## BEGIN Material shown

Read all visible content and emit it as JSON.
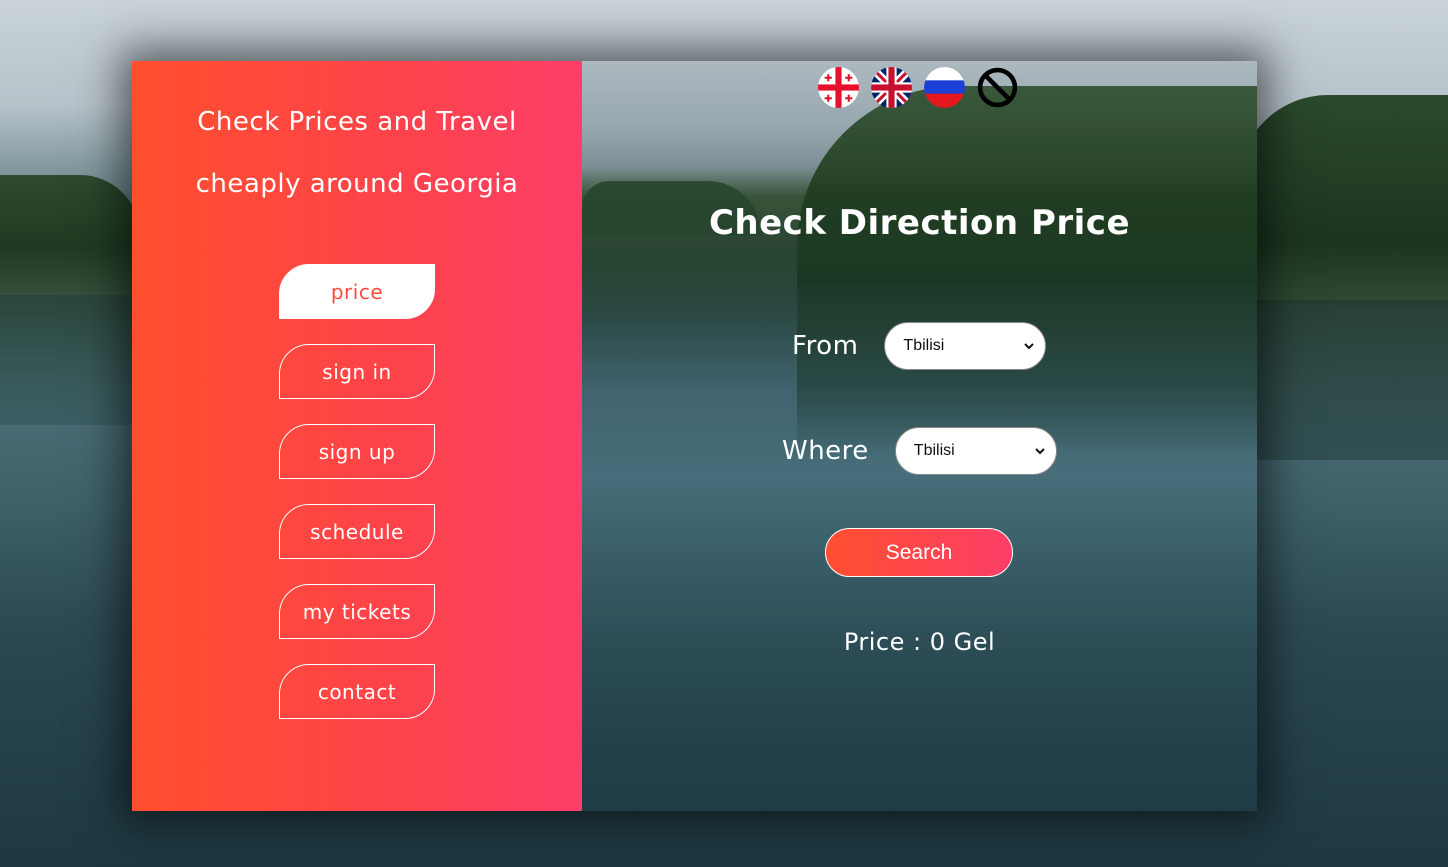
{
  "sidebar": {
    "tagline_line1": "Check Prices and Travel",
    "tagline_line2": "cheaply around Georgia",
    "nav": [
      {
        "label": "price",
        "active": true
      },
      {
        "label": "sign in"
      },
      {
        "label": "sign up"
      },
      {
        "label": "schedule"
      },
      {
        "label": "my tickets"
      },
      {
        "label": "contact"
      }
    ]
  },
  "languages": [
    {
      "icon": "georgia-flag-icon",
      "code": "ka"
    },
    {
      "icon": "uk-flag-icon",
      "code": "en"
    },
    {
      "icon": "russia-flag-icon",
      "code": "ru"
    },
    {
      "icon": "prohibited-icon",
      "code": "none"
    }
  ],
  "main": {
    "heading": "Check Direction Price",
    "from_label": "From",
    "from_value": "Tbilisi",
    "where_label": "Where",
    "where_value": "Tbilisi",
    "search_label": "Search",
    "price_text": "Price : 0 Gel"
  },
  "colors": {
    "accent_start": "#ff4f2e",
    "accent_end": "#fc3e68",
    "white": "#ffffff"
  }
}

## END Material shown

Exercise instructions: Without the pictures, restate all the entries above exactly.

Written reply:
Read all visible content and emit it as JSON.
{
  "sidebar": {
    "tagline_line1": "Check Prices and Travel",
    "tagline_line2": "cheaply around Georgia",
    "nav": [
      {
        "label": "price",
        "active": true
      },
      {
        "label": "sign in"
      },
      {
        "label": "sign up"
      },
      {
        "label": "schedule"
      },
      {
        "label": "my tickets"
      },
      {
        "label": "contact"
      }
    ]
  },
  "languages": [
    {
      "icon": "georgia-flag-icon",
      "code": "ka"
    },
    {
      "icon": "uk-flag-icon",
      "code": "en"
    },
    {
      "icon": "russia-flag-icon",
      "code": "ru"
    },
    {
      "icon": "prohibited-icon",
      "code": "none"
    }
  ],
  "main": {
    "heading": "Check Direction Price",
    "from_label": "From",
    "from_value": "Tbilisi",
    "where_label": "Where",
    "where_value": "Tbilisi",
    "search_label": "Search",
    "price_text": "Price : 0 Gel"
  },
  "colors": {
    "accent_start": "#ff4f2e",
    "accent_end": "#fc3e68",
    "white": "#ffffff"
  }
}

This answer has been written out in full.